**TEXT BLOCK:**
--- start ---
On The Trail

What Would John Paul Do?

Liberal Catholics profess their faith in Kerry.

COLUMBUS, Ohio—Al Gore couldn’t carry Tennessee. But will John Kerry lose his home faith? Among Catholic voters in this state, a recent poll done by Ohio University showed Kerry trailing Bush 50 percent to 44 percent, while the race among Protestants was closer, with 50 percent backing Kerry and 49 percent behind Bush. (Though both results are within the margin of error.) The question isn’t just a matter of trivia: In Sunday’s New York Times, Adam Nagourney raised the question of whether a Kerry defeat would “make it more difficult for another Catholic to capture the Democratic nomination any time soon.” Kerry’s opposition to Church teaching on abortion (at least in public policy) led to several controversies, including the one where some bishops announced they would not give Kerry Communion if he were in their congregations. Losing a bishop or two is one thing; if Kerry can’t carry the Catholic vote comfortably in swing states, electability-driven primary voters may look more skeptically at future Catholic candidates.
--- end ---
**WORK INSTRUCTIONS:**
(1) Do these statements agree with the Kerry column? (a) In the Ohio University poll, Bush led Kerry among Catholic voters. (b) Among Protestants, Bush had more support than Kerry. (c) Both poll results fall outside the margin of error. Answer yes or no for each, quoting the deciding words.
(2) According to the Kerry column, why is Kerry's standing with Catholic voters more than a matter of trivia? Answer in one to three sentences.
Use only the Kerry column for these answers, with no outside knowledge.

**DATA PROVIDED:**
--- start ---
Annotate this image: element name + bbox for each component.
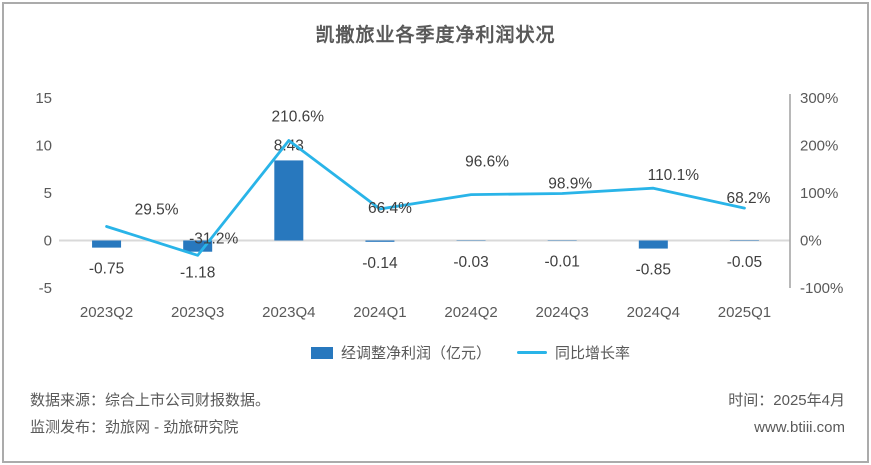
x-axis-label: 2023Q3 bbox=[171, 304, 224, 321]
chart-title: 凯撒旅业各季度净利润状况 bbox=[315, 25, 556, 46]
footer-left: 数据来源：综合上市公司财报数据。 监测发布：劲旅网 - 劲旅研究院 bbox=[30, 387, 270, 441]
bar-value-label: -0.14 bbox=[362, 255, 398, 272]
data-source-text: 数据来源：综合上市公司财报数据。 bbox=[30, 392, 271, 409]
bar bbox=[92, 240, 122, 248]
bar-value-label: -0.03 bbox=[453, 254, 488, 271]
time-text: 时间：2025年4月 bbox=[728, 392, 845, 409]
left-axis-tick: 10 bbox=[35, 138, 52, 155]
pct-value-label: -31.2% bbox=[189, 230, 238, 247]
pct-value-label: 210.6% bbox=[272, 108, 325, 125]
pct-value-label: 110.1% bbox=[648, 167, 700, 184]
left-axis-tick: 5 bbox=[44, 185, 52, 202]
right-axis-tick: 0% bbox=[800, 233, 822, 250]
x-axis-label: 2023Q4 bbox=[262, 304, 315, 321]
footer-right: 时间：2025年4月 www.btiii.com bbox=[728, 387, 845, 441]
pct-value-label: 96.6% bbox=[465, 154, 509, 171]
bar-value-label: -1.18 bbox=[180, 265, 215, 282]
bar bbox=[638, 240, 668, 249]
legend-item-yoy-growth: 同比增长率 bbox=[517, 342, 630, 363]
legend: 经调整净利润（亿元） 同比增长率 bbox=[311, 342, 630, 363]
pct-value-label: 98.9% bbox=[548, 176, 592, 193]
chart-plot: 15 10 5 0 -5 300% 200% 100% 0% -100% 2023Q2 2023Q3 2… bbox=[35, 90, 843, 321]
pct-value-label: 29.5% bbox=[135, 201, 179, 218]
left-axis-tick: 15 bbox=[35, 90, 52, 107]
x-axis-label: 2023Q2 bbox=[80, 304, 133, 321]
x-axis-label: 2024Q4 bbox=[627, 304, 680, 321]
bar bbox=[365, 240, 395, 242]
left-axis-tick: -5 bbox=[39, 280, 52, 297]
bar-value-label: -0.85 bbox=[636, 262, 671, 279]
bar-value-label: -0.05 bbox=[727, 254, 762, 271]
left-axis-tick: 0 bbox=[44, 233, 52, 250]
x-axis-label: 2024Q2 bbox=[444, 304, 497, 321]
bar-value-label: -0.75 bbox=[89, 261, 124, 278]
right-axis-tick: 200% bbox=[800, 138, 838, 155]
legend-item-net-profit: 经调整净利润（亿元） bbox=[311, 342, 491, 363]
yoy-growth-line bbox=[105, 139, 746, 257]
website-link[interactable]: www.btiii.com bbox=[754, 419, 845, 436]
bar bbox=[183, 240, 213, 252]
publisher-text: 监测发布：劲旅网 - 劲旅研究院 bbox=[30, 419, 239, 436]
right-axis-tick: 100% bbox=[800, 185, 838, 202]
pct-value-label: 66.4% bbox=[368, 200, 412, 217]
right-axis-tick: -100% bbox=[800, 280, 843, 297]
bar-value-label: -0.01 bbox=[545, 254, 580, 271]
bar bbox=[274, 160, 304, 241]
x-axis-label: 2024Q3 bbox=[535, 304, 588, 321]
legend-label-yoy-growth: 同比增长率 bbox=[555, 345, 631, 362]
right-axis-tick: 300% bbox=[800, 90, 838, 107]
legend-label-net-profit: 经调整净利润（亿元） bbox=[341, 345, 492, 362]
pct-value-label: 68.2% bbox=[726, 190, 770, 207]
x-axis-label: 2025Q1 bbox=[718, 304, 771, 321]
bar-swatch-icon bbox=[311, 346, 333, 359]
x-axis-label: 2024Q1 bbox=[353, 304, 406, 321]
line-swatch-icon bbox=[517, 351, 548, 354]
--- end ---
--- start ---
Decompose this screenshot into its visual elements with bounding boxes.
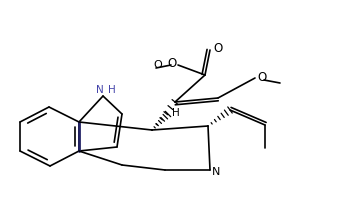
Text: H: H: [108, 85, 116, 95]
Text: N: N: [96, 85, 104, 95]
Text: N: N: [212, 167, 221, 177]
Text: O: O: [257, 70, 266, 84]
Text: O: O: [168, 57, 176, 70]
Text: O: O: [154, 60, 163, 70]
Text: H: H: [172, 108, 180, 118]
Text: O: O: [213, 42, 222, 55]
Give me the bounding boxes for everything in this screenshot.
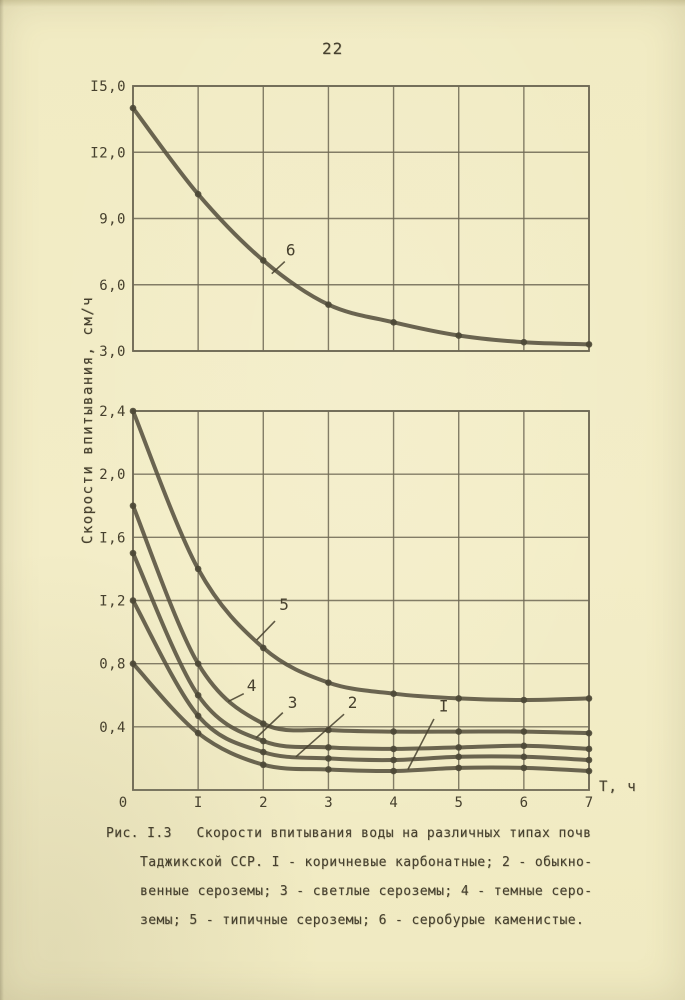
--- end ---
**ANSWERS:**
(1)
(a) Yes: "Kerry trailing Bush 50 percent to 44 percent"
(b) No: "with 50 percent backing Kerry and 49 percent behind Bush"
(c) No: "Though both results are within the margin of error."

(2) In the New York Times, Adam Nagourney raised the question of whether a Kerry defeat would make it harder for another Catholic to win the Democratic nomination any time soon. If Kerry can't comfortably carry the Catholic vote in swing states, primary voters focused on electability may view future Catholic candidates more skeptically.